[Start of DATASET RECORDS]
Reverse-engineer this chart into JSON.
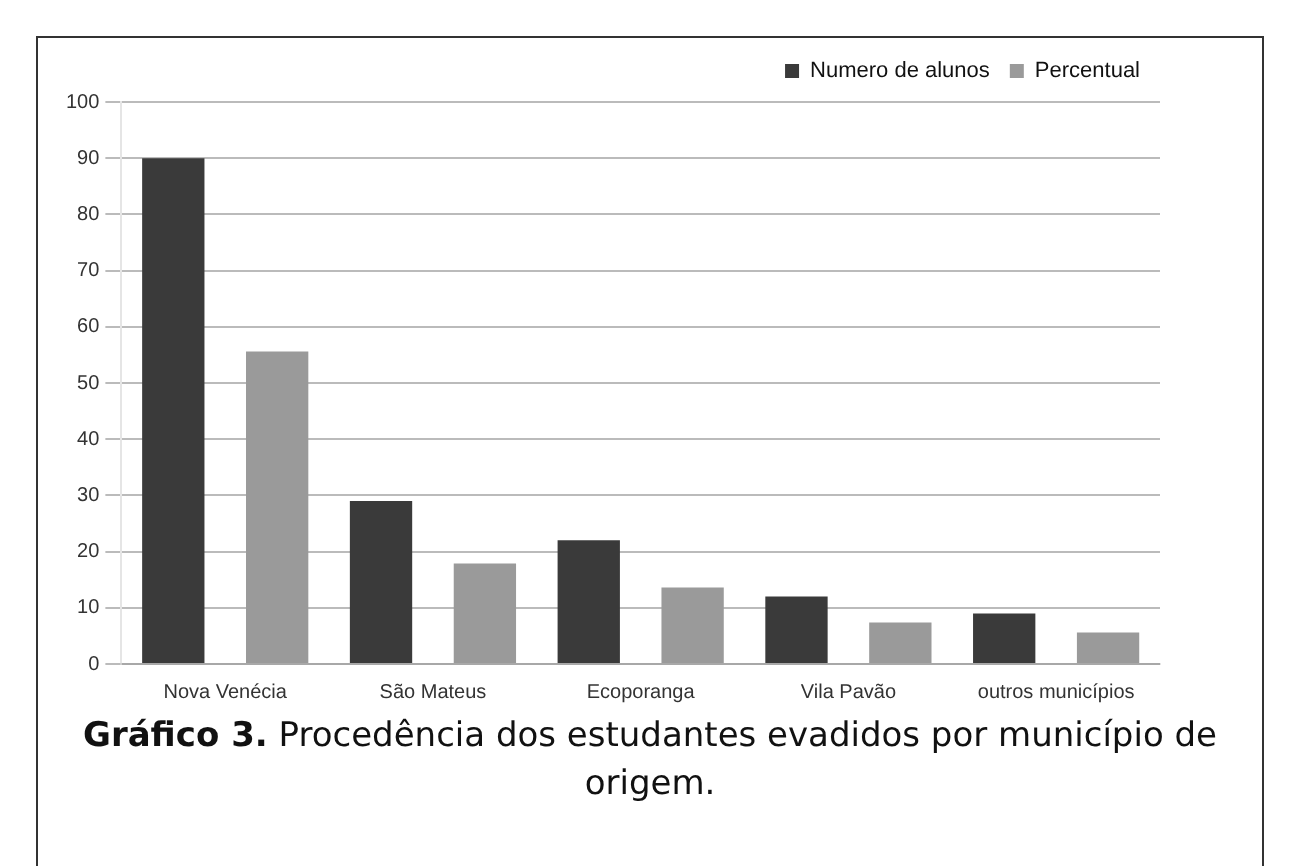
{
  "chart_data": {
    "type": "bar",
    "title": "Gráfico 3.",
    "subtitle": "Procedência dos estudantes evadidos por município de origem.",
    "categories": [
      "Nova Venécia",
      "São Mateus",
      "Ecoporanga",
      "Vila Pavão",
      "outros municípios"
    ],
    "series": [
      {
        "name": "Numero de alunos",
        "color": "#3a3a3a",
        "values": [
          90,
          29,
          22,
          12,
          9
        ]
      },
      {
        "name": "Percentual",
        "color": "#9a9a9a",
        "values": [
          55.6,
          17.9,
          13.6,
          7.4,
          5.6
        ]
      }
    ],
    "ylim": [
      0,
      100
    ],
    "yticks": [
      0,
      10,
      20,
      30,
      40,
      50,
      60,
      70,
      80,
      90,
      100
    ],
    "grid": "y",
    "legend": "top right"
  }
}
[End of DATASET RECORDS]
▶ REQUEST
Nothing in the entries above should change when they are printed again, except that the pictures are dropped.

▶ RESPONSE
Reverse-engineer this chart into JSON.
{
  "chart_data": {
    "type": "bar",
    "title": "Gráfico 3.",
    "subtitle": "Procedência dos estudantes evadidos por município de origem.",
    "categories": [
      "Nova Venécia",
      "São Mateus",
      "Ecoporanga",
      "Vila Pavão",
      "outros municípios"
    ],
    "series": [
      {
        "name": "Numero de alunos",
        "color": "#3a3a3a",
        "values": [
          90,
          29,
          22,
          12,
          9
        ]
      },
      {
        "name": "Percentual",
        "color": "#9a9a9a",
        "values": [
          55.6,
          17.9,
          13.6,
          7.4,
          5.6
        ]
      }
    ],
    "ylim": [
      0,
      100
    ],
    "yticks": [
      0,
      10,
      20,
      30,
      40,
      50,
      60,
      70,
      80,
      90,
      100
    ],
    "grid": "y",
    "legend": "top right"
  }
}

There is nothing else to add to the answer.